Write out every record in full, exactly as written, please.

>> Start Provided entries

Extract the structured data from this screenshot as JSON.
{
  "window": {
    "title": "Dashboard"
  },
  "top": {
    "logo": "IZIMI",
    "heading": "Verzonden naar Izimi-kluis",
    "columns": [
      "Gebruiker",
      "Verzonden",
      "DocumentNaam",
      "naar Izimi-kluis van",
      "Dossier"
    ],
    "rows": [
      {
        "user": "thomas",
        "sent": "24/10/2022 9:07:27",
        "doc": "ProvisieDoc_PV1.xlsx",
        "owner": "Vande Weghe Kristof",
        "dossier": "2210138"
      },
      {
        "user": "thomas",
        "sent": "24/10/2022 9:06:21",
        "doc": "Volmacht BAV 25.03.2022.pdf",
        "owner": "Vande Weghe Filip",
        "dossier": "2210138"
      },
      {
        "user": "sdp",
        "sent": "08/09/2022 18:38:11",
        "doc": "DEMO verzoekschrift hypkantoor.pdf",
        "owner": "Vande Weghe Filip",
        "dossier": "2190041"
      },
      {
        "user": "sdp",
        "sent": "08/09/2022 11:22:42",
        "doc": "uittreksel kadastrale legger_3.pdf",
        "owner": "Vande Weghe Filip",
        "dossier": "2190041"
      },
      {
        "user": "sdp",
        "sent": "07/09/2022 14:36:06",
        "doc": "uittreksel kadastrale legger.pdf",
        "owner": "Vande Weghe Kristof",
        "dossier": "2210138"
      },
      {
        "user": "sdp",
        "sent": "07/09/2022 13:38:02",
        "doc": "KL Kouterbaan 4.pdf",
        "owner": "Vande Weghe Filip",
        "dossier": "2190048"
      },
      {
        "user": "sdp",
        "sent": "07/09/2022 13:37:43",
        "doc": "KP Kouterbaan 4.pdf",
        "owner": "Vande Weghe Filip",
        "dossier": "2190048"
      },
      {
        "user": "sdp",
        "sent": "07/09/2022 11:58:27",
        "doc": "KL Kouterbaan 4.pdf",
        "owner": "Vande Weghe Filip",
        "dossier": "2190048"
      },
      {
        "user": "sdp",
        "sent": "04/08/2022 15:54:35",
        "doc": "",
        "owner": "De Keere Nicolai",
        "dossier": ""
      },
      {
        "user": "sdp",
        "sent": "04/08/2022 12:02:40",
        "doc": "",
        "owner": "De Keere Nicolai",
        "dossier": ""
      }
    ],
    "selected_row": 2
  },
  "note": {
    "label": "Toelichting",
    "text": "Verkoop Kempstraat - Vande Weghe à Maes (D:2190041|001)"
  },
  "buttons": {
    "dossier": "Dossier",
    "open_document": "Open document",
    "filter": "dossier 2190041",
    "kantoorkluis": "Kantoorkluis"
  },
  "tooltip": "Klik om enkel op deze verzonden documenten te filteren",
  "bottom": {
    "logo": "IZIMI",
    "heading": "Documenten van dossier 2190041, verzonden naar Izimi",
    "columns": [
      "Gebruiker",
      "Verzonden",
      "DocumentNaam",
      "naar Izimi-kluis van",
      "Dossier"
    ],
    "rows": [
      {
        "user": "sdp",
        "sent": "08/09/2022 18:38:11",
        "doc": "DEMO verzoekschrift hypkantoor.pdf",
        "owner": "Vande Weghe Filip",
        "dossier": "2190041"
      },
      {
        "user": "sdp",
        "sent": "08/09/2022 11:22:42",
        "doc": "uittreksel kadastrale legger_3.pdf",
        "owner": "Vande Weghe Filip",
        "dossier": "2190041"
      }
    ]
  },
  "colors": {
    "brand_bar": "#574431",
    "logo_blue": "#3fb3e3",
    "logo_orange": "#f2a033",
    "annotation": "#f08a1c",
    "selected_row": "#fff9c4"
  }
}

>> End Provided entries

## Written answer
Extract the structured data from this screenshot as JSON.
{
  "window": {
    "title": "Dashboard"
  },
  "top": {
    "logo": "IZIMI",
    "heading": "Verzonden naar Izimi-kluis",
    "columns": [
      "Gebruiker",
      "Verzonden",
      "DocumentNaam",
      "naar Izimi-kluis van",
      "Dossier"
    ],
    "rows": [
      {
        "user": "thomas",
        "sent": "24/10/2022 9:07:27",
        "doc": "ProvisieDoc_PV1.xlsx",
        "owner": "Vande Weghe Kristof",
        "dossier": "2210138"
      },
      {
        "user": "thomas",
        "sent": "24/10/2022 9:06:21",
        "doc": "Volmacht BAV 25.03.2022.pdf",
        "owner": "Vande Weghe Filip",
        "dossier": "2210138"
      },
      {
        "user": "sdp",
        "sent": "08/09/2022 18:38:11",
        "doc": "DEMO verzoekschrift hypkantoor.pdf",
        "owner": "Vande Weghe Filip",
        "dossier": "2190041"
      },
      {
        "user": "sdp",
        "sent": "08/09/2022 11:22:42",
        "doc": "uittreksel kadastrale legger_3.pdf",
        "owner": "Vande Weghe Filip",
        "dossier": "2190041"
      },
      {
        "user": "sdp",
        "sent": "07/09/2022 14:36:06",
        "doc": "uittreksel kadastrale legger.pdf",
        "owner": "Vande Weghe Kristof",
        "dossier": "2210138"
      },
      {
        "user": "sdp",
        "sent": "07/09/2022 13:38:02",
        "doc": "KL Kouterbaan 4.pdf",
        "owner": "Vande Weghe Filip",
        "dossier": "2190048"
      },
      {
        "user": "sdp",
        "sent": "07/09/2022 13:37:43",
        "doc": "KP Kouterbaan 4.pdf",
        "owner": "Vande Weghe Filip",
        "dossier": "2190048"
      },
      {
        "user": "sdp",
        "sent": "07/09/2022 11:58:27",
        "doc": "KL Kouterbaan 4.pdf",
        "owner": "Vande Weghe Filip",
        "dossier": "2190048"
      },
      {
        "user": "sdp",
        "sent": "04/08/2022 15:54:35",
        "doc": "",
        "owner": "De Keere Nicolai",
        "dossier": ""
      },
      {
        "user": "sdp",
        "sent": "04/08/2022 12:02:40",
        "doc": "",
        "owner": "De Keere Nicolai",
        "dossier": ""
      }
    ],
    "selected_row": 2
  },
  "note": {
    "label": "Toelichting",
    "text": "Verkoop Kempstraat - Vande Weghe à Maes (D:2190041|001)"
  },
  "buttons": {
    "dossier": "Dossier",
    "open_document": "Open document",
    "filter": "dossier 2190041",
    "kantoorkluis": "Kantoorkluis"
  },
  "tooltip": "Klik om enkel op deze verzonden documenten te filteren",
  "bottom": {
    "logo": "IZIMI",
    "heading": "Documenten van dossier 2190041, verzonden naar Izimi",
    "columns": [
      "Gebruiker",
      "Verzonden",
      "DocumentNaam",
      "naar Izimi-kluis van",
      "Dossier"
    ],
    "rows": [
      {
        "user": "sdp",
        "sent": "08/09/2022 18:38:11",
        "doc": "DEMO verzoekschrift hypkantoor.pdf",
        "owner": "Vande Weghe Filip",
        "dossier": "2190041"
      },
      {
        "user": "sdp",
        "sent": "08/09/2022 11:22:42",
        "doc": "uittreksel kadastrale legger_3.pdf",
        "owner": "Vande Weghe Filip",
        "dossier": "2190041"
      }
    ]
  },
  "colors": {
    "brand_bar": "#574431",
    "logo_blue": "#3fb3e3",
    "logo_orange": "#f2a033",
    "annotation": "#f08a1c",
    "selected_row": "#fff9c4"
  }
}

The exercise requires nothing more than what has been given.